> _GOAL_
Write out the lines as a JSON list of strings, one string per line, starting at the line that contains "trace-selection-title: Trace Selection: [40, 327, 164, 347]" and stopping after the line that contains "peak-region-value: Cursors 3..4: [256, 261, 344, 278]".
========================
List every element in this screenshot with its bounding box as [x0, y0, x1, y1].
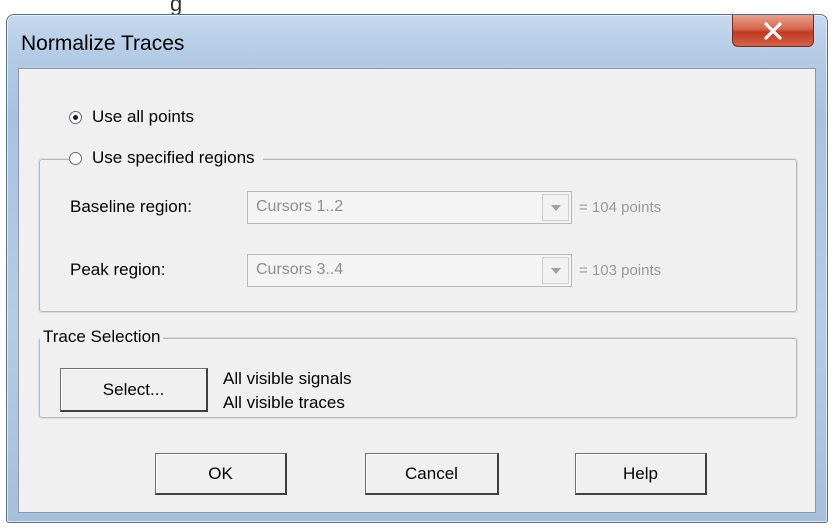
trace-selection-title: Trace Selection: [40, 327, 164, 347]
baseline-region-label: Baseline region:: [70, 197, 192, 216]
chevron-down-icon: [550, 267, 561, 274]
use-all-points-option[interactable]: Use all points: [69, 107, 203, 127]
help-button[interactable]: Help: [575, 453, 707, 495]
chevron-down-icon: [550, 204, 561, 211]
window-title: Normalize Traces: [21, 32, 185, 55]
select-button-label: Select...: [102, 379, 165, 399]
cancel-button-label: Cancel: [405, 463, 458, 483]
use-specified-regions-option[interactable]: Use specified regions: [69, 148, 263, 168]
dialog-client-area: Use all points Use specified regions Bas…: [18, 68, 816, 513]
cancel-button[interactable]: Cancel: [365, 453, 499, 495]
close-button[interactable]: [732, 15, 814, 47]
visible-traces-text: All visible traces: [223, 393, 345, 412]
ok-button[interactable]: OK: [155, 453, 287, 495]
peak-region-label: Peak region:: [70, 260, 166, 279]
visible-signals-text: All visible signals: [223, 369, 352, 388]
ok-button-label: OK: [208, 463, 233, 483]
peak-region-value: Cursors 3..4: [256, 261, 344, 278]
peak-point-count: = 103 points: [579, 262, 662, 279]
baseline-point-count: = 104 points: [579, 199, 662, 216]
specified-regions-group: [38, 158, 798, 313]
select-button[interactable]: Select...: [60, 368, 208, 412]
normalize-traces-dialog: Normalize Traces Use all points Use spec…: [6, 14, 828, 523]
close-icon: [764, 22, 782, 40]
use-all-points-radio[interactable]: [69, 110, 82, 124]
baseline-region-value: Cursors 1..2: [256, 198, 344, 215]
use-specified-regions-radio[interactable]: [69, 151, 82, 165]
use-all-points-label: Use all points: [92, 107, 195, 126]
use-specified-regions-label: Use specified regions: [92, 148, 255, 167]
background-strip: g: [0, 0, 835, 16]
baseline-region-select[interactable]: Cursors 1..2: [247, 191, 572, 224]
title-bar[interactable]: Normalize Traces: [7, 15, 827, 69]
baseline-region-dropdown-button[interactable]: [542, 194, 569, 221]
peak-region-dropdown-button[interactable]: [542, 257, 569, 284]
help-button-label: Help: [623, 463, 658, 483]
peak-region-select[interactable]: Cursors 3..4: [247, 254, 572, 287]
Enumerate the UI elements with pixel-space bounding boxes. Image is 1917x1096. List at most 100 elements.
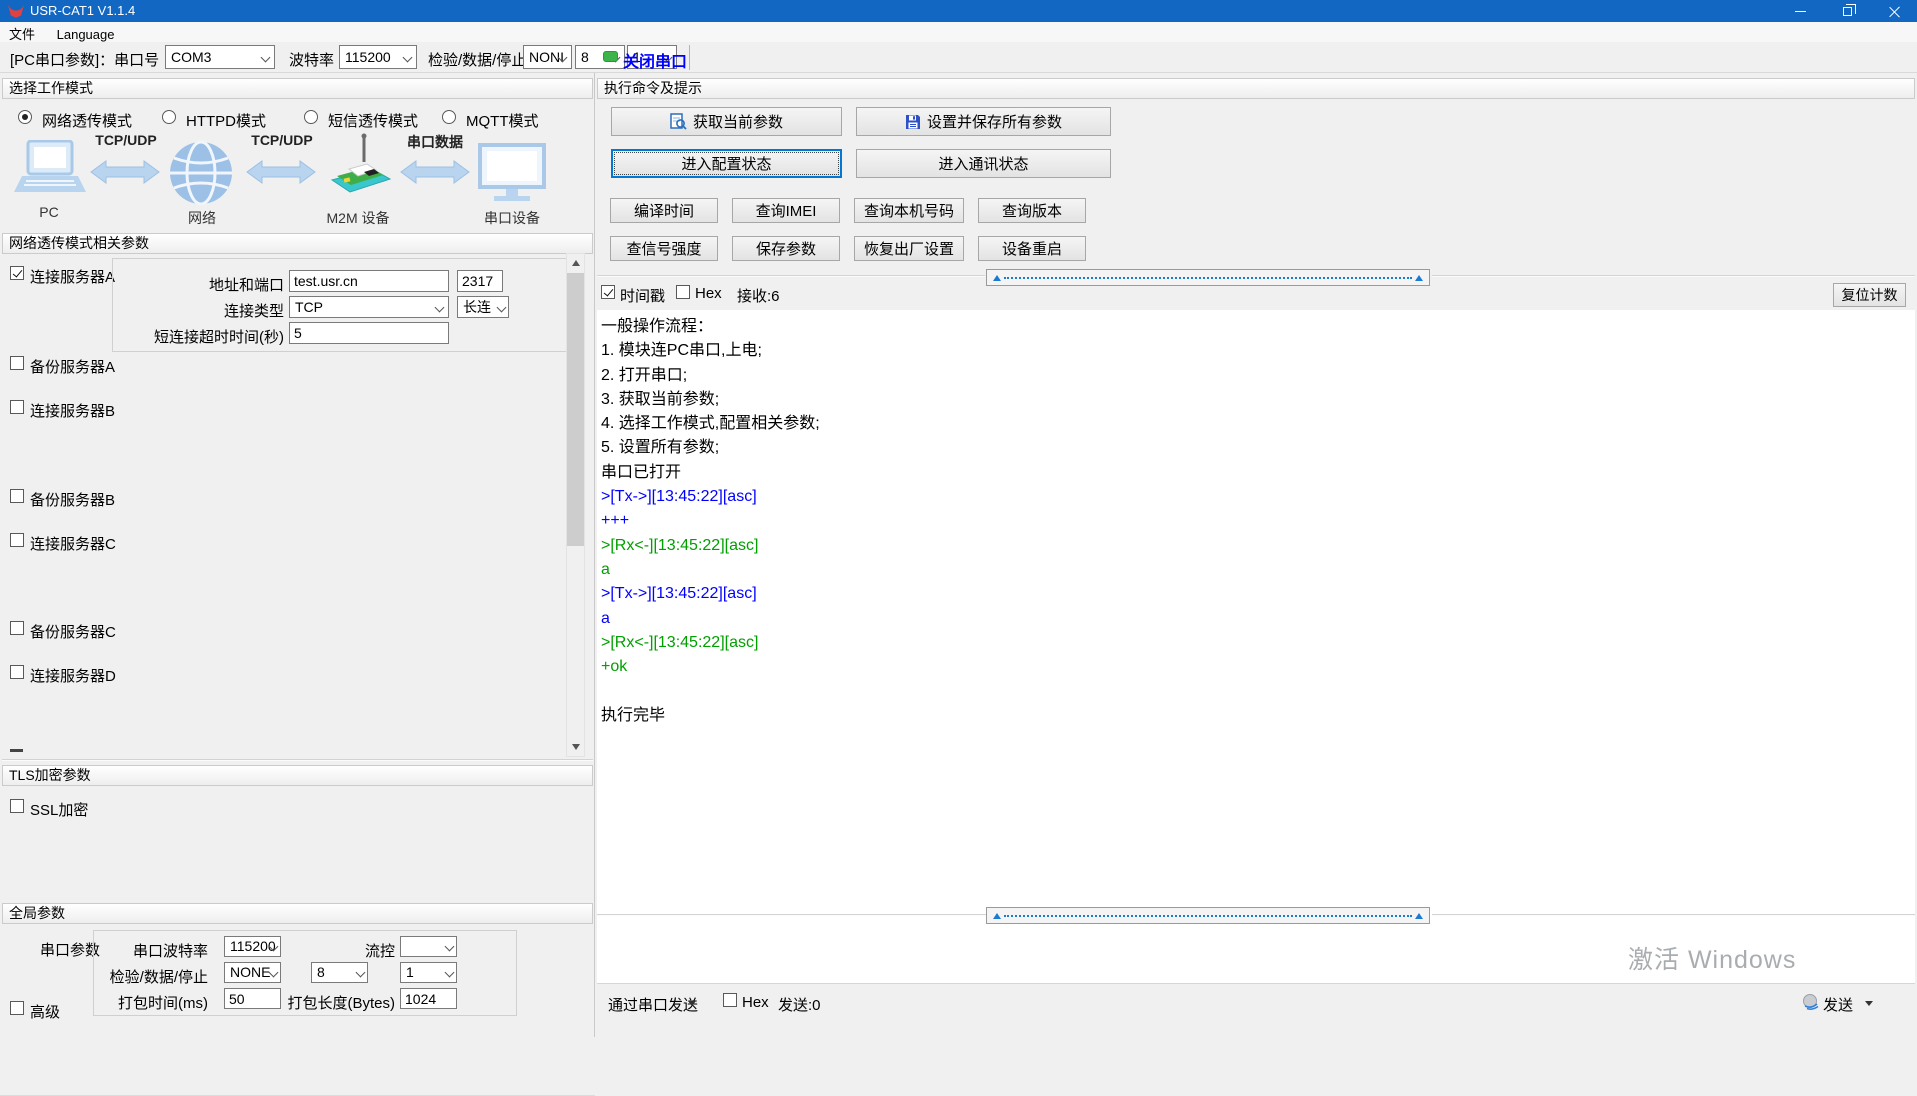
enter-config-button[interactable]: 进入配置状态	[611, 149, 842, 178]
compile-time-button[interactable]: 编译时间	[610, 198, 718, 223]
global-parity-select[interactable]: NONE	[224, 962, 281, 983]
query-number-button[interactable]: 查询本机号码	[854, 198, 964, 223]
send-sphere-icon[interactable]	[1802, 993, 1820, 1011]
watermark-line1: 激活 Windows	[1628, 940, 1836, 976]
checkbox-server-a[interactable]	[10, 266, 24, 280]
checkbox-timestamp-label[interactable]: 时间戳	[620, 285, 665, 306]
get-params-button[interactable]: 获取当前参数	[611, 107, 842, 136]
signal-strength-button[interactable]: 查信号强度	[610, 236, 718, 261]
radio-net-transparent-label[interactable]: 网络透传模式	[42, 110, 132, 131]
checkbox-server-b[interactable]	[10, 400, 24, 414]
checkbox-advanced-label[interactable]: 高级	[30, 1001, 60, 1022]
checkbox-timestamp[interactable]	[601, 285, 615, 299]
checkbox-backup-server-c-label[interactable]: 备份服务器C	[30, 621, 116, 642]
save-params-button[interactable]: 保存参数	[732, 236, 840, 261]
reset-counter-label: 复位计数	[1842, 285, 1898, 305]
flow-control-select[interactable]	[400, 936, 457, 957]
send-button[interactable]: 发送	[1823, 994, 1853, 1015]
scroll-down-button[interactable]	[567, 738, 584, 756]
close-serial-button[interactable]: 关闭串口	[623, 48, 687, 72]
server-a-port-input[interactable]	[457, 270, 503, 292]
chevron-down-icon	[497, 303, 507, 313]
checkbox-advanced[interactable]	[10, 1001, 24, 1015]
divider-line	[597, 275, 985, 277]
progress-marker-icon	[1415, 275, 1423, 281]
checkbox-server-b-label[interactable]: 连接服务器B	[30, 400, 115, 421]
minimize-button[interactable]	[1777, 0, 1823, 22]
log-line: 5. 设置所有参数;	[601, 436, 1915, 460]
device-restart-button[interactable]: 设备重启	[978, 236, 1086, 261]
checkbox-server-c[interactable]	[10, 533, 24, 547]
set-save-all-button[interactable]: 设置并保存所有参数	[856, 107, 1111, 136]
checkbox-server-c-label[interactable]: 连接服务器C	[30, 533, 116, 554]
baud-label: 波特率	[289, 49, 334, 70]
log-line: >[Tx->][13:45:22][asc]	[601, 582, 1915, 606]
checkbox-hex-send[interactable]	[723, 993, 737, 1007]
send-via-serial-dropdown[interactable]: 通过串口发送	[608, 994, 698, 1015]
checkbox-server-a-label[interactable]: 连接服务器A	[30, 266, 115, 287]
chevron-down-icon	[261, 53, 271, 63]
checkbox-server-d[interactable]	[10, 665, 24, 679]
arrow-down-icon	[572, 744, 580, 750]
factory-reset-label: 恢复出厂设置	[864, 238, 954, 259]
radio-mqtt[interactable]	[442, 110, 456, 124]
checkbox-server-d-label[interactable]: 连接服务器D	[30, 665, 116, 686]
radio-mqtt-label[interactable]: MQTT模式	[466, 110, 539, 131]
server-a-conn-type-select[interactable]: TCP	[289, 296, 449, 318]
log-line: 执行完毕	[601, 704, 1915, 728]
log-output-area[interactable]: 一般操作流程： 1. 模块连PC串口,上电; 2. 打开串口; 3. 获取当前参…	[597, 310, 1915, 984]
signal-strength-label: 查信号强度	[626, 238, 701, 259]
checkbox-backup-server-a[interactable]	[10, 356, 24, 370]
server-a-timeout-input[interactable]	[289, 322, 449, 344]
sent-count-label: 发送:0	[778, 994, 821, 1015]
conn-type-label: 连接类型	[121, 300, 284, 321]
send-progress-bar	[986, 907, 1430, 924]
usr-cat1-window: USR-CAT1 V1.1.4 文件 Language [PC串口参数]：串口号…	[0, 0, 1917, 1037]
checkbox-ssl-label[interactable]: SSL加密	[30, 799, 88, 820]
server-a-address-input[interactable]	[289, 270, 449, 292]
factory-reset-button[interactable]: 恢复出厂设置	[854, 236, 964, 261]
scrollbar-thumb[interactable]	[567, 273, 584, 546]
chevron-down-icon	[356, 968, 366, 978]
parity-select[interactable]: NONI	[523, 45, 572, 69]
com-port-select[interactable]: COM3	[165, 45, 275, 69]
log-line: >[Tx->][13:45:22][asc]	[601, 485, 1915, 509]
recv-count-label: 接收:6	[737, 285, 780, 306]
close-button[interactable]	[1871, 0, 1917, 22]
global-baud-select[interactable]: 115200	[224, 936, 281, 957]
arrow-left-right-icon	[246, 158, 316, 186]
checkbox-backup-server-b[interactable]	[10, 489, 24, 503]
global-databits-select[interactable]: 8	[311, 962, 368, 983]
checkbox-backup-server-b-label[interactable]: 备份服务器B	[30, 489, 115, 510]
server-a-keepalive-select[interactable]: 长连	[457, 296, 509, 318]
pack-time-input[interactable]	[224, 988, 281, 1009]
baud-select[interactable]: 115200	[339, 45, 417, 69]
global-databits-value: 8	[317, 964, 325, 980]
query-version-button[interactable]: 查询版本	[978, 198, 1086, 223]
pc-serial-label: [PC串口参数]：串口号	[10, 49, 159, 70]
reset-counter-button[interactable]: 复位计数	[1833, 283, 1906, 307]
checkbox-backup-server-c[interactable]	[10, 621, 24, 635]
radio-httpd[interactable]	[162, 110, 176, 124]
checkbox-hex-recv-label[interactable]: Hex	[695, 285, 722, 302]
checkbox-hex-recv[interactable]	[676, 285, 690, 299]
global-parity-value: NONE	[230, 964, 270, 980]
checkbox-backup-server-a-label[interactable]: 备份服务器A	[30, 356, 115, 377]
radio-net-transparent[interactable]	[18, 110, 32, 124]
scroll-up-button[interactable]	[567, 254, 584, 272]
query-imei-button[interactable]: 查询IMEI	[732, 198, 840, 223]
left-panel-scrollbar[interactable]	[566, 253, 585, 757]
restore-button[interactable]	[1824, 0, 1870, 22]
radio-sms-transparent-label[interactable]: 短信透传模式	[328, 110, 418, 131]
global-stopbits-select[interactable]: 1	[400, 962, 457, 983]
chevron-down-icon[interactable]	[688, 1001, 696, 1006]
checkbox-hex-send-label[interactable]: Hex	[742, 994, 769, 1011]
pack-len-input[interactable]	[400, 988, 457, 1009]
radio-sms-transparent[interactable]	[304, 110, 318, 124]
checkbox-ssl[interactable]	[10, 799, 24, 813]
chevron-down-icon[interactable]	[1865, 1001, 1873, 1006]
search-doc-icon	[670, 113, 687, 130]
diagram-net-label: 网络	[172, 208, 232, 228]
enter-comm-button[interactable]: 进入通讯状态	[856, 149, 1111, 178]
radio-httpd-label[interactable]: HTTPD模式	[186, 110, 266, 131]
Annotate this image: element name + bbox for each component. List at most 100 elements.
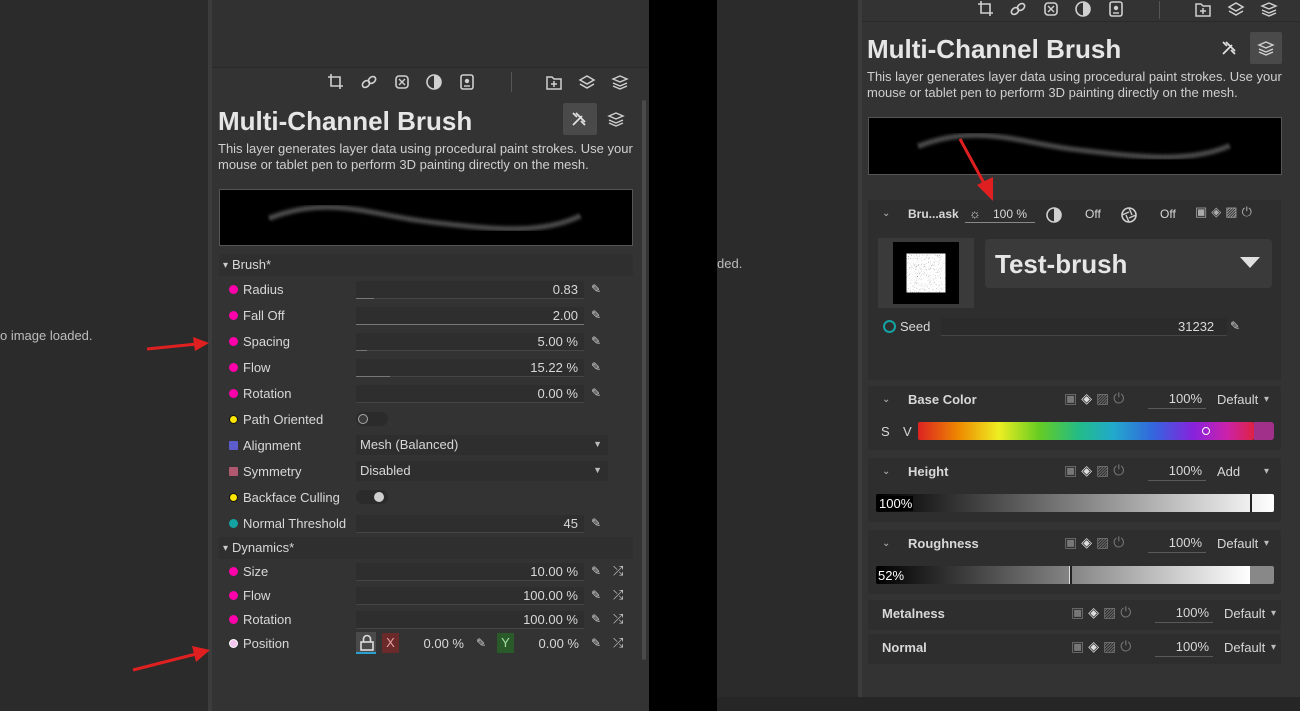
position-x-value[interactable]: 0.00 % <box>402 636 464 651</box>
channel-opacity[interactable]: 100% <box>1155 605 1213 623</box>
layers-down-icon[interactable] <box>578 73 596 91</box>
channel-opacity[interactable]: 100% <box>1148 535 1206 553</box>
chevron-down-icon[interactable]: ⌄ <box>882 394 890 405</box>
edit-icon[interactable]: ✎ <box>591 334 601 348</box>
layers-stack-icon[interactable] <box>1260 0 1278 18</box>
mask-icon[interactable] <box>1107 0 1125 18</box>
param-label: Spacing <box>243 334 290 349</box>
add-layer-icon[interactable] <box>1194 0 1212 18</box>
middle-viewer: ded. <box>717 0 858 711</box>
brush-thumbnail[interactable] <box>878 238 974 308</box>
left-toolbar <box>212 68 649 96</box>
roughness-gradient-slider[interactable]: 52% <box>876 566 1274 584</box>
color-swatch[interactable] <box>1254 422 1274 440</box>
layers-stack-icon[interactable] <box>611 73 629 91</box>
channel-toggle-icons[interactable]: ▣◈▨⏻ <box>1195 204 1256 220</box>
edit-icon[interactable]: ✎ <box>591 308 601 322</box>
blend-mode-dropdown[interactable]: Add <box>1217 464 1240 479</box>
bake-icon[interactable] <box>393 73 411 91</box>
layers-icon[interactable] <box>607 110 625 128</box>
lock-button[interactable] <box>356 632 376 654</box>
contrast-icon[interactable] <box>1074 0 1092 18</box>
edit-icon[interactable]: ✎ <box>591 516 601 530</box>
chevron-down-icon[interactable]: ▾ <box>1264 394 1269 405</box>
shuffle-icon[interactable]: ⤮ <box>613 587 623 603</box>
aperture-icon[interactable] <box>1120 206 1137 223</box>
channel-opacity[interactable]: 100% <box>1148 463 1206 481</box>
shuffle-icon[interactable]: ⤮ <box>613 563 623 579</box>
channel-opacity[interactable]: 100% <box>1155 639 1213 657</box>
layers-icon <box>1257 39 1275 57</box>
brush-mask-header[interactable]: ⌄ Bru...ask ☼ 100 % Off Off ▣◈▨⏻ <box>868 200 1281 228</box>
contrast-icon[interactable] <box>1045 206 1062 223</box>
channel-opacity[interactable]: 100% <box>1148 391 1206 409</box>
param-value: 100.00 % <box>523 588 578 603</box>
channel-toggle-icons[interactable]: ▣◈▨⏻ <box>1064 534 1128 551</box>
param-label: Fall Off <box>243 308 285 323</box>
dynamics-section-header[interactable]: ▾ Dynamics* <box>219 537 633 559</box>
edit-icon[interactable]: ✎ <box>591 386 601 400</box>
intensity-field[interactable]: ☼ 100 % <box>965 205 1035 223</box>
link-icon[interactable] <box>360 73 378 91</box>
height-gradient-slider[interactable]: 100% <box>876 494 1274 512</box>
hue-spectrum-slider[interactable] <box>918 422 1254 440</box>
magenta-channel-dot <box>229 615 238 624</box>
s-label[interactable]: S <box>881 424 890 439</box>
left-scrollbar[interactable] <box>642 100 646 660</box>
chevron-down-icon[interactable]: ▾ <box>1271 642 1276 653</box>
bake-icon[interactable] <box>1042 0 1060 18</box>
shuffle-icon[interactable]: ⤮ <box>613 611 623 627</box>
edit-icon[interactable]: ✎ <box>591 588 601 602</box>
layers-down-icon[interactable] <box>1227 0 1245 18</box>
symmetry-dropdown[interactable]: Disabled ▼ <box>356 461 608 481</box>
param-label: Size <box>243 564 269 579</box>
channel-toggle-icons[interactable]: ▣◈▨⏻ <box>1064 390 1128 407</box>
shuffle-icon[interactable]: ⤮ <box>613 635 623 651</box>
blend-mode-dropdown[interactable]: Default <box>1217 392 1258 407</box>
edit-icon[interactable]: ✎ <box>591 636 601 650</box>
edit-icon[interactable]: ✎ <box>476 636 486 650</box>
blend-mode-dropdown[interactable]: Default <box>1224 606 1265 621</box>
contrast-off-value[interactable]: Off <box>1085 207 1101 221</box>
backface-culling-toggle[interactable] <box>356 490 388 504</box>
alignment-dropdown[interactable]: Mesh (Balanced) ▼ <box>356 435 608 455</box>
add-layer-icon[interactable] <box>545 73 563 91</box>
chevron-down-icon[interactable]: ⌄ <box>882 466 890 477</box>
channel-toggle-icons[interactable]: ▣◈▨⏻ <box>1071 604 1135 621</box>
brush-preset-dropdown[interactable]: Test-brush <box>985 239 1272 288</box>
chevron-down-icon[interactable]: ⌄ <box>882 538 890 549</box>
chevron-down-icon[interactable]: ▾ <box>1271 608 1276 619</box>
toggle-knob <box>374 492 384 502</box>
brush-mode-button[interactable] <box>563 103 597 135</box>
position-y-value[interactable]: 0.00 % <box>517 636 579 651</box>
hue-handle[interactable] <box>1202 427 1210 435</box>
height-handle[interactable] <box>1250 494 1252 512</box>
contrast-icon[interactable] <box>425 73 443 91</box>
crop-icon[interactable] <box>977 0 995 18</box>
edit-icon[interactable]: ✎ <box>591 612 601 626</box>
chevron-down-icon[interactable]: ▾ <box>1264 466 1269 477</box>
path-oriented-toggle[interactable] <box>356 412 388 426</box>
blend-mode-dropdown[interactable]: Default <box>1217 536 1258 551</box>
roughness-handle[interactable] <box>1069 566 1072 584</box>
channel-name: Normal <box>882 640 927 655</box>
channel-toggle-icons[interactable]: ▣◈▨⏻ <box>1064 462 1128 479</box>
edit-icon[interactable]: ✎ <box>591 282 601 296</box>
brush-section-header[interactable]: ▾ Brush* <box>219 254 633 276</box>
crop-icon[interactable] <box>327 73 345 91</box>
blend-mode-dropdown[interactable]: Default <box>1224 640 1265 655</box>
v-label[interactable]: V <box>903 424 912 439</box>
link-icon[interactable] <box>1009 0 1027 18</box>
roughness-bar-value: 52% <box>878 568 905 583</box>
edit-icon[interactable]: ✎ <box>591 360 601 374</box>
mask-icon[interactable] <box>458 73 476 91</box>
edit-icon[interactable]: ✎ <box>1230 319 1240 333</box>
brush-tools-icon[interactable] <box>1220 39 1238 57</box>
edit-icon[interactable]: ✎ <box>591 564 601 578</box>
channel-toggle-icons[interactable]: ▣◈▨⏻ <box>1071 638 1135 655</box>
chevron-down-icon[interactable]: ⌄ <box>882 208 890 219</box>
chevron-down-icon[interactable]: ▾ <box>1264 538 1269 549</box>
path-oriented-label: Path Oriented <box>243 412 324 427</box>
aperture-off-value[interactable]: Off <box>1160 207 1176 221</box>
layers-button[interactable] <box>1250 32 1282 64</box>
========================
> _EXERCISE RESPONSE_
[
  "trace-selection-title: Trace Selection: [40, 327, 164, 347]",
  "baseline-region-label: Baseline region:: [70, 197, 192, 216]",
  "chevron-down-icon: [550, 267, 561, 274]",
  "use-all-points-option[interactable]: Use all points: [69, 107, 203, 127]",
  "help-button[interactable]: Help: [575, 453, 707, 495]",
  "chevron-down-icon: [550, 204, 561, 211]",
  "window-title: Normalize Traces: [21, 32, 185, 55]",
  "select-button-label: Select...: [102, 379, 165, 399]",
  "cancel-button-label: Cancel: [405, 463, 458, 483]",
  "use-specified-regions-option[interactable]: Use specified regions: [69, 148, 263, 168]",
  "dialog-client-area: Use all points Use specified regions Bas…: [18, 68, 816, 513]",
  "cancel-button[interactable]: Cancel: [365, 453, 499, 495]",
  "close-button[interactable]: [732, 15, 814, 47]",
  "visible-traces-text: All visible traces: [223, 393, 345, 412]",
  "ok-button[interactable]: OK: [155, 453, 287, 495]",
  "peak-region-label: Peak region:: [70, 260, 166, 279]",
  "visible-signals-text: All visible signals: [223, 369, 352, 388]",
  "ok-button-label: OK: [208, 463, 233, 483]",
  "peak-region-value: Cursors 3..4: [256, 261, 344, 278]"
]